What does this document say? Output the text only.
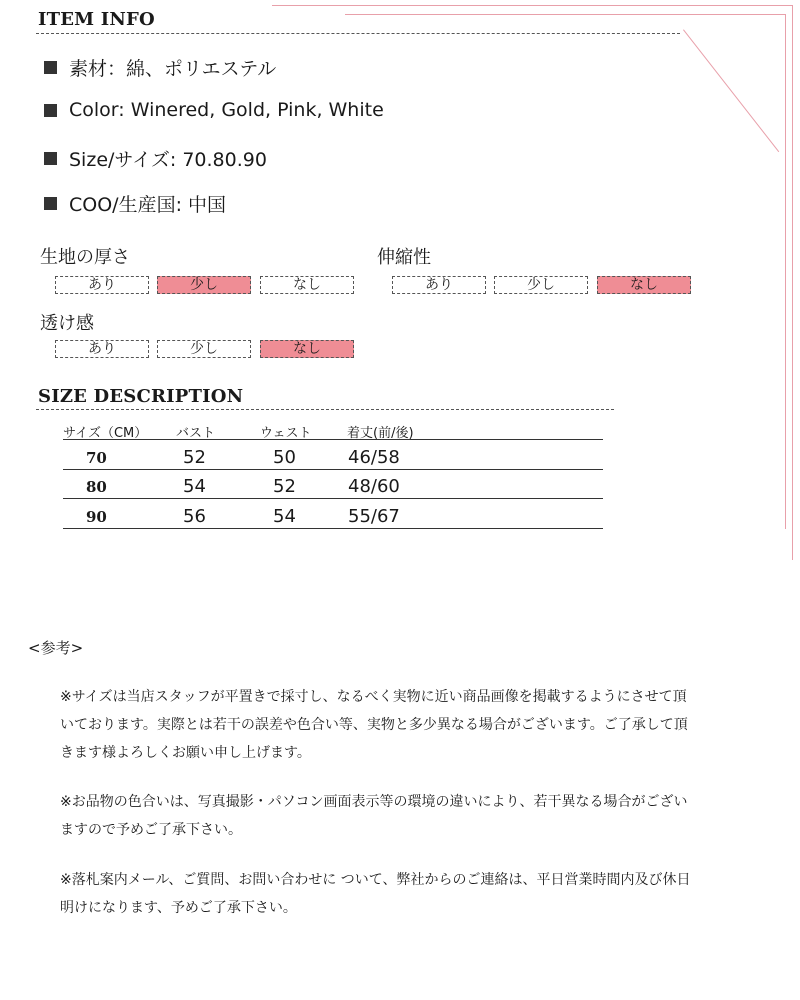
ITEM INFO
素材：綿、ポリエステル
Color: Winered, Gold, Pink, White
Size/サイズ: 70.80.90
COO/生産国: 中国
生地の厚さ
あり	少し	なし
伸縮性
あり	少し	なし
透け感
あり	少し	なし
SIZE DESCRIPTION
サイズ（CM） バスト	ウェスト	着丈(前/後)
70	52	50	46/58
80	54	52	48/60
90	56	54	55/67
<参考>
※サイズは当店スタッフが平置きで採寸し、なるべく実物に近い商品画像を掲載するようにさせて頂いております。実際とは若干の誤差や色合い等、実物と多少異なる場合がございます。ご了承して頂きます様よろしくお願い申し上げます。
※お品物の色合いは、写真撮影・パソコン画面表示等の環境の違いにより、若干異なる場合がございますので予めご了承下さい。
※落札案内メール、ご質問、お問い合わせに ついて、弊社からのご連絡は、平日営業時間内及び休日明けになります、予めご了承下さい。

▬▬▬▬▬▬

■ **Exercise brief**
Each entry gets copied exactly; the pictures stay out.

■ **Output**
What does this document say? Output the text only.
ITEM INFO
素材：綿、ポリエステル
Color: Winered, Gold, Pink, White
Size/サイズ: 70.80.90
COO/生産国: 中国
生地の厚さ
あり	少し	なし
伸縮性
あり	少し	なし
透け感
あり	少し	なし
SIZE DESCRIPTION
サイズ（CM） バスト	ウェスト	着丈(前/後)
70	52	50	46/58
80	54	52	48/60
90	56	54	55/67
<参考>
※サイズは当店スタッフが平置きで採寸し、なるべく実物に近い商品画像を掲載するようにさせて頂いております。実際とは若干の誤差や色合い等、実物と多少異なる場合がございます。ご了承して頂きます様よろしくお願い申し上げます。
※お品物の色合いは、写真撮影・パソコン画面表示等の環境の違いにより、若干異なる場合がございますので予めご了承下さい。
※落札案内メール、ご質問、お問い合わせに ついて、弊社からのご連絡は、平日営業時間内及び休日明けになります、予めご了承下さい。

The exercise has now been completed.